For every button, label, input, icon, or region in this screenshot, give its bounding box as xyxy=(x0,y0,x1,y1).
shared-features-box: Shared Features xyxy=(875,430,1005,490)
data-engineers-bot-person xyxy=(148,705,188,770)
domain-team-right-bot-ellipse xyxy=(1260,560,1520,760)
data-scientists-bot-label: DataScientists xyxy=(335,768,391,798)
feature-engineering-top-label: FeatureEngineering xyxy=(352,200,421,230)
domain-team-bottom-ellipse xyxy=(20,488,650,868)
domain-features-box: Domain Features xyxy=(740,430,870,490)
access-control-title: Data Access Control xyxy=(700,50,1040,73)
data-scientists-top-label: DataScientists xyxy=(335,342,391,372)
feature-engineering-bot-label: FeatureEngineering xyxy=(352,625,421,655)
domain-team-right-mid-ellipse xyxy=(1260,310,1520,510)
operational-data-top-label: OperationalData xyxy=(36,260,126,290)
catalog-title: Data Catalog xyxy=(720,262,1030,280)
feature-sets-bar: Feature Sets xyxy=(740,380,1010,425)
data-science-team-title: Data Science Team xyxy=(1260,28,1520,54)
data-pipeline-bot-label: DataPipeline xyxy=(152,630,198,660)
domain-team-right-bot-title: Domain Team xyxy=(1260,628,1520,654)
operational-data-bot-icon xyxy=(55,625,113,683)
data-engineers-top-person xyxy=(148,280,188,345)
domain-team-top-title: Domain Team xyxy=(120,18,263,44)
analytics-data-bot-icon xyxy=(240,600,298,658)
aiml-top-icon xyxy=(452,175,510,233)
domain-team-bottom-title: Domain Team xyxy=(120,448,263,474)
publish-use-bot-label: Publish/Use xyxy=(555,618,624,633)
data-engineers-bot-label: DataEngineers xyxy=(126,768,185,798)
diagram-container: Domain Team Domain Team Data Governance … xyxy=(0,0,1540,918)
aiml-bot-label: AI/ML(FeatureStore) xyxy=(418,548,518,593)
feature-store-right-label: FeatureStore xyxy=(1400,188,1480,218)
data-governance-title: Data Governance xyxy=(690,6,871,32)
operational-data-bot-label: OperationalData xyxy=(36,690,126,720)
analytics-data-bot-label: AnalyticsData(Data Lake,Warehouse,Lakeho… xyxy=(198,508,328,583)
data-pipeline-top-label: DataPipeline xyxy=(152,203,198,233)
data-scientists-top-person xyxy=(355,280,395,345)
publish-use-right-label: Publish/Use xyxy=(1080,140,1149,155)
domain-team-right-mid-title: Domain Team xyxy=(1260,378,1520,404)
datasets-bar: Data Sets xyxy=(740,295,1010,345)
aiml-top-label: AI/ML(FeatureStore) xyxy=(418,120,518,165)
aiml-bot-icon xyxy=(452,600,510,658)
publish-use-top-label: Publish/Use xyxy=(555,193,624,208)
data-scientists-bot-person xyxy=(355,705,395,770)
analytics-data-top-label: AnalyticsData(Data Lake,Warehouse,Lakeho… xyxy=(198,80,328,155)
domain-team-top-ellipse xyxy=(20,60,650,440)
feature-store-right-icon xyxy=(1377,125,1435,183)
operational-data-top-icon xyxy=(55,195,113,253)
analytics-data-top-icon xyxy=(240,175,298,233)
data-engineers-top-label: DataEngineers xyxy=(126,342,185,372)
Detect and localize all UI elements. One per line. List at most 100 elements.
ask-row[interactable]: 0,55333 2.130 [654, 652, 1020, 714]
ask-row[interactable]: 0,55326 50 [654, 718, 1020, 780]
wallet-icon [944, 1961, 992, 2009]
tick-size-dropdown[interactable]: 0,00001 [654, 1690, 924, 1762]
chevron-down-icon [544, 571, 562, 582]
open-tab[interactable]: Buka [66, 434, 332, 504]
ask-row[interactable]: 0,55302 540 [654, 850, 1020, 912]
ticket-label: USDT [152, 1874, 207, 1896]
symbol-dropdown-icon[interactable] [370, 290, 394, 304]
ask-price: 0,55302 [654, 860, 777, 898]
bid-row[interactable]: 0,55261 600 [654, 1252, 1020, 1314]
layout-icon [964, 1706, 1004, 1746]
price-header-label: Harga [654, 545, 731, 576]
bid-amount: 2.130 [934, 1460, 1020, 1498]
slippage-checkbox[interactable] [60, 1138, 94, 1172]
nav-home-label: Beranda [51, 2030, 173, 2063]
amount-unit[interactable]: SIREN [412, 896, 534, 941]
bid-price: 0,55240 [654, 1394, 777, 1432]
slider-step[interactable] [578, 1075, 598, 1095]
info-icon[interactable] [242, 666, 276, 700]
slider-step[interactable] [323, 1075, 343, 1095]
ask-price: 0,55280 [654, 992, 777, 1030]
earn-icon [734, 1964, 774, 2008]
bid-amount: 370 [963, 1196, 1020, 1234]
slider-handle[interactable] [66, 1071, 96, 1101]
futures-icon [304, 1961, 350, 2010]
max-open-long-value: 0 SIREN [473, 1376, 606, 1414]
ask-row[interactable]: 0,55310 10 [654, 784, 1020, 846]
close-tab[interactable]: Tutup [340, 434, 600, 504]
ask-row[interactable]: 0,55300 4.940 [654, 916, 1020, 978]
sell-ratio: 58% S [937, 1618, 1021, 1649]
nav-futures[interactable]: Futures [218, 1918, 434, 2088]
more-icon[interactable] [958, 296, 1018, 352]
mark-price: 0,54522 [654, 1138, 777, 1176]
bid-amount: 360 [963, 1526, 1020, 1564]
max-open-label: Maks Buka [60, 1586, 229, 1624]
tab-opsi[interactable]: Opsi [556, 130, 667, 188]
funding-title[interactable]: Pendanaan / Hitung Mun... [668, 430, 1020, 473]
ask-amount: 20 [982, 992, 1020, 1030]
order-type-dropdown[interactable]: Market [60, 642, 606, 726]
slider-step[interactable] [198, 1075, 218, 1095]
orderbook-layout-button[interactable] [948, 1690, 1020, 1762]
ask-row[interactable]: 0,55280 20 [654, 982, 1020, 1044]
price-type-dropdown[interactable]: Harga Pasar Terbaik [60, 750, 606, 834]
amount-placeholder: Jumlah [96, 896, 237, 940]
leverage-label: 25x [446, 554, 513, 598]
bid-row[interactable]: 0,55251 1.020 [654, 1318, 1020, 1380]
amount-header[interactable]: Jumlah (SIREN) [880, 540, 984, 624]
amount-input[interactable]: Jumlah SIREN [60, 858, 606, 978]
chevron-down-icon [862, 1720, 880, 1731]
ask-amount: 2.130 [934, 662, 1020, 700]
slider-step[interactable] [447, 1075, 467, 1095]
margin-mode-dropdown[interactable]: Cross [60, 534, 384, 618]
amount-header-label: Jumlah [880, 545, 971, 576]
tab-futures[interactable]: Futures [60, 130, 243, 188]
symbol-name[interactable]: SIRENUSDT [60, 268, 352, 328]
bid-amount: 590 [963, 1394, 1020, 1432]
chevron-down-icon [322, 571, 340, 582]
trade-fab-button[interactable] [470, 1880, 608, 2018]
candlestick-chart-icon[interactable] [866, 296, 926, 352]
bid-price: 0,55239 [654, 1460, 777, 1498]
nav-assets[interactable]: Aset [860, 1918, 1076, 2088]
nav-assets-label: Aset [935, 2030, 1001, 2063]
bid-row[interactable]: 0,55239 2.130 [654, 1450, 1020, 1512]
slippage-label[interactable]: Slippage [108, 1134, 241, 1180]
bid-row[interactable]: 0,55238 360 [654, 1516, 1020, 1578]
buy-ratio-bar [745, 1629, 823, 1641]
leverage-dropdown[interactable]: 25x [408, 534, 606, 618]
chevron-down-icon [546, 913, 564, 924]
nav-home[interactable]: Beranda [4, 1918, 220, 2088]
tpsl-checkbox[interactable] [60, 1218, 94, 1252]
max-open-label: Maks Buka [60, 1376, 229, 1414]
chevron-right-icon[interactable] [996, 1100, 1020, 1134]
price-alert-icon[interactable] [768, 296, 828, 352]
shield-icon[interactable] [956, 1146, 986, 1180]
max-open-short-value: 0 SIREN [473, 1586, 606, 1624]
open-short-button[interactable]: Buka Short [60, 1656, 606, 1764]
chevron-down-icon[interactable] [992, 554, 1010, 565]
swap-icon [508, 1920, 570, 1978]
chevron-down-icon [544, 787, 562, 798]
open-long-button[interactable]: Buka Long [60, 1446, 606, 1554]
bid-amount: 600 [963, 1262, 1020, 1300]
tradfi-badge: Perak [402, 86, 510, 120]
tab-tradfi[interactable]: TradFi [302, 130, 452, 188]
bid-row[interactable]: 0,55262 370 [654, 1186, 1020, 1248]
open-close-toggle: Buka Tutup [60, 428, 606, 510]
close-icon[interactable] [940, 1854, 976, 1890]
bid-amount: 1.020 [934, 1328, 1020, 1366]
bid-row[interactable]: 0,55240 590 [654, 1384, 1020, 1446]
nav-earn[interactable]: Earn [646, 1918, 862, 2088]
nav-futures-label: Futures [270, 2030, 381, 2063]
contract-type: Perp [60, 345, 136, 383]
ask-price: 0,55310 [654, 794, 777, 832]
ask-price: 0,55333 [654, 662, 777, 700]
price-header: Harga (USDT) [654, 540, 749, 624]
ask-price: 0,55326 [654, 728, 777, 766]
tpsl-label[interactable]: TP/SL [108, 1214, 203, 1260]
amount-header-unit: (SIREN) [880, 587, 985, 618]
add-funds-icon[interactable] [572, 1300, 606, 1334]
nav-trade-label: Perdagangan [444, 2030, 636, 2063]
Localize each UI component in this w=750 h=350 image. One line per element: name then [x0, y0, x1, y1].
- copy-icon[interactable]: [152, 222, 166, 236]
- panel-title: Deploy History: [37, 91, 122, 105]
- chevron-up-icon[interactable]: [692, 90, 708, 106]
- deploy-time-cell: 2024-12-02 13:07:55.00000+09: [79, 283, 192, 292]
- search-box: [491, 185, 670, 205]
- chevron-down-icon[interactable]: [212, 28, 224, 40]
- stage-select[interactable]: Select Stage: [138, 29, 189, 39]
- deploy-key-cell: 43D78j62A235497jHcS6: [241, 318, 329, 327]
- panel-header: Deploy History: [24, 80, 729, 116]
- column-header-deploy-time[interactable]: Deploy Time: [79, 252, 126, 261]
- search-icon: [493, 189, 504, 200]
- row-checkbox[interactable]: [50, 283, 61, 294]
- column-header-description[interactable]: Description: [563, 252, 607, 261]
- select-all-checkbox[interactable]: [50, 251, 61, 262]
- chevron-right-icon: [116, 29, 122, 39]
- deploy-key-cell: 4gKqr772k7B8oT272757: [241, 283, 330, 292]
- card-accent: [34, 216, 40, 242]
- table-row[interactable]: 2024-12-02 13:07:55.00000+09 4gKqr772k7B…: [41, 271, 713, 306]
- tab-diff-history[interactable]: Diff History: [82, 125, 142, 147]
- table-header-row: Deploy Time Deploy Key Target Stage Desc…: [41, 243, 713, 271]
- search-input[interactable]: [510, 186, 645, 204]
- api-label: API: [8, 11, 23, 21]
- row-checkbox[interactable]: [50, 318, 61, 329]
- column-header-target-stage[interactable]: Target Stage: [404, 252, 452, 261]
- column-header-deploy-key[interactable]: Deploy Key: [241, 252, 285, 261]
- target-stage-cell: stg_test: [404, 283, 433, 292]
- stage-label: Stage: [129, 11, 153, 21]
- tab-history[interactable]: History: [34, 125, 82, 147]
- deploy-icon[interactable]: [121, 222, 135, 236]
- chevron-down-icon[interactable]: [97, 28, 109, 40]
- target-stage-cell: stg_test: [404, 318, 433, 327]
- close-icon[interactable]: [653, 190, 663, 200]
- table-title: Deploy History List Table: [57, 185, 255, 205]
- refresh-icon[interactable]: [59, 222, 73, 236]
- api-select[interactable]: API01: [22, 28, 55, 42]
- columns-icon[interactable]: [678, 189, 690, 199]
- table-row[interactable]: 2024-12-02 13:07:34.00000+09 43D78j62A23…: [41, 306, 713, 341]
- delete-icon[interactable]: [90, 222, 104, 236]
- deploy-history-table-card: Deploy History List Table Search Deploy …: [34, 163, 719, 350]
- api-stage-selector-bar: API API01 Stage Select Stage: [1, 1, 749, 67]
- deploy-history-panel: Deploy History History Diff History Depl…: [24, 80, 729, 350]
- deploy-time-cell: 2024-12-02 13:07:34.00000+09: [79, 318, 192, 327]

→ **Problem**:
Copy the data from its first line through the line that contains "data-engineers-top-person xyxy=(148,280,188,345)", replacing "Feature Sets" with "Feature Groups" and changing nothing else.

→ **Result for this task**:
For every button, label, input, icon, or region in this screenshot, give its bounding box as xyxy=(x0,y0,x1,y1).
shared-features-box: Shared Features xyxy=(875,430,1005,490)
data-engineers-bot-person xyxy=(148,705,188,770)
domain-team-right-bot-ellipse xyxy=(1260,560,1520,760)
data-scientists-bot-label: DataScientists xyxy=(335,768,391,798)
feature-engineering-top-label: FeatureEngineering xyxy=(352,200,421,230)
domain-team-bottom-ellipse xyxy=(20,488,650,868)
domain-features-box: Domain Features xyxy=(740,430,870,490)
access-control-title: Data Access Control xyxy=(700,50,1040,73)
data-scientists-top-label: DataScientists xyxy=(335,342,391,372)
feature-engineering-bot-label: FeatureEngineering xyxy=(352,625,421,655)
domain-team-right-mid-ellipse xyxy=(1260,310,1520,510)
operational-data-top-label: OperationalData xyxy=(36,260,126,290)
catalog-title: Data Catalog xyxy=(720,262,1030,280)
feature-sets-bar: Feature Groups xyxy=(740,380,1010,425)
data-science-team-title: Data Science Team xyxy=(1260,28,1520,54)
data-pipeline-bot-label: DataPipeline xyxy=(152,630,198,660)
domain-team-right-bot-title: Domain Team xyxy=(1260,628,1520,654)
operational-data-bot-icon xyxy=(55,625,113,683)
data-engineers-top-person xyxy=(148,280,188,345)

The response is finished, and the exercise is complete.